Exercise goal: Write down each entry again, exactly as it reads.

Data rows:
────────────────

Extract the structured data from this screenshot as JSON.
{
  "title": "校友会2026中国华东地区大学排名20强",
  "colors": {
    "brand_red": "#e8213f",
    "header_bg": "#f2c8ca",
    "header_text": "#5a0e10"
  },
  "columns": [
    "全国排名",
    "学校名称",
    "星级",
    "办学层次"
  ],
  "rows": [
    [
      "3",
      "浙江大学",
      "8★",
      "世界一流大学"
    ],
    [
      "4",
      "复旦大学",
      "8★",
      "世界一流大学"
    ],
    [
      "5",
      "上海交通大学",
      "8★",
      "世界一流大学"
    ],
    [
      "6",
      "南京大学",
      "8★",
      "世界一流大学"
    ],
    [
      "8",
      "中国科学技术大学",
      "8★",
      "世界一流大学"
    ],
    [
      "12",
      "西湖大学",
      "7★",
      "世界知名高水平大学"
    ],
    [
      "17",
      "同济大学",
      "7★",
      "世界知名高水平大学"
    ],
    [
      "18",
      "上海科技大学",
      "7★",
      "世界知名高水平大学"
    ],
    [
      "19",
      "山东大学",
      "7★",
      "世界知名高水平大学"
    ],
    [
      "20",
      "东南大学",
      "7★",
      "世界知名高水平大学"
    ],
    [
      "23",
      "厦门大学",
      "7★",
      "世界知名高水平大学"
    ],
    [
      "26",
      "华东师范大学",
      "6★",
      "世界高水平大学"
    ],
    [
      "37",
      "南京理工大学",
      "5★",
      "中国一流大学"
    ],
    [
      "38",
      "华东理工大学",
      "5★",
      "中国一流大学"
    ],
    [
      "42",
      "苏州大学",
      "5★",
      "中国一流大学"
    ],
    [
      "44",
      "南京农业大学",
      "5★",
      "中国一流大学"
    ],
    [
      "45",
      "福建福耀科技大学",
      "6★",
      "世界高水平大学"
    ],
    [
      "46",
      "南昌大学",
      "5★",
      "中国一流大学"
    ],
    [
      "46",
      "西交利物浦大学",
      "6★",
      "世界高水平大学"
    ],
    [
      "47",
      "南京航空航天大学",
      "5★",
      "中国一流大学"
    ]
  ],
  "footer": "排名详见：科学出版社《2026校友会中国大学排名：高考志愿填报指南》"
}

────────────────

Correct result:
Extract the structured data from this screenshot as JSON.
{
  "title": "校友会2026中国华东地区大学排名20强",
  "colors": {
    "brand_red": "#e8213f",
    "header_bg": "#f2c8ca",
    "header_text": "#5a0e10"
  },
  "columns": [
    "全国排名",
    "学校名称",
    "星级",
    "办学层次"
  ],
  "rows": [
    [
      "3",
      "浙江大学",
      "8★",
      "世界一流大学"
    ],
    [
      "4",
      "复旦大学",
      "8★",
      "世界一流大学"
    ],
    [
      "5",
      "上海交通大学",
      "8★",
      "世界一流大学"
    ],
    [
      "6",
      "南京大学",
      "8★",
      "世界一流大学"
    ],
    [
      "8",
      "中国科学技术大学",
      "8★",
      "世界一流大学"
    ],
    [
      "12",
      "西湖大学",
      "7★",
      "世界知名高水平大学"
    ],
    [
      "17",
      "同济大学",
      "7★",
      "世界知名高水平大学"
    ],
    [
      "18",
      "上海科技大学",
      "7★",
      "世界知名高水平大学"
    ],
    [
      "19",
      "山东大学",
      "7★",
      "世界知名高水平大学"
    ],
    [
      "20",
      "东南大学",
      "7★",
      "世界知名高水平大学"
    ],
    [
      "23",
      "厦门大学",
      "7★",
      "世界知名高水平大学"
    ],
    [
      "26",
      "华东师范大学",
      "6★",
      "世界高水平大学"
    ],
    [
      "37",
      "南京理工大学",
      "5★",
      "中国一流大学"
    ],
    [
      "38",
      "华东理工大学",
      "5★",
      "中国一流大学"
    ],
    [
      "42",
      "苏州大学",
      "5★",
      "中国一流大学"
    ],
    [
      "44",
      "南京农业大学",
      "5★",
      "中国一流大学"
    ],
    [
      "45",
      "福建福耀科技大学",
      "6★",
      "世界高水平大学"
    ],
    [
      "46",
      "南昌大学",
      "5★",
      "中国一流大学"
    ],
    [
      "46",
      "西交利物浦大学",
      "6★",
      "世界高水平大学"
    ],
    [
      "47",
      "南京航空航天大学",
      "5★",
      "中国一流大学"
    ]
  ],
  "footer": "排名详见：科学出版社《2026校友会中国大学排名：高考志愿填报指南》"
}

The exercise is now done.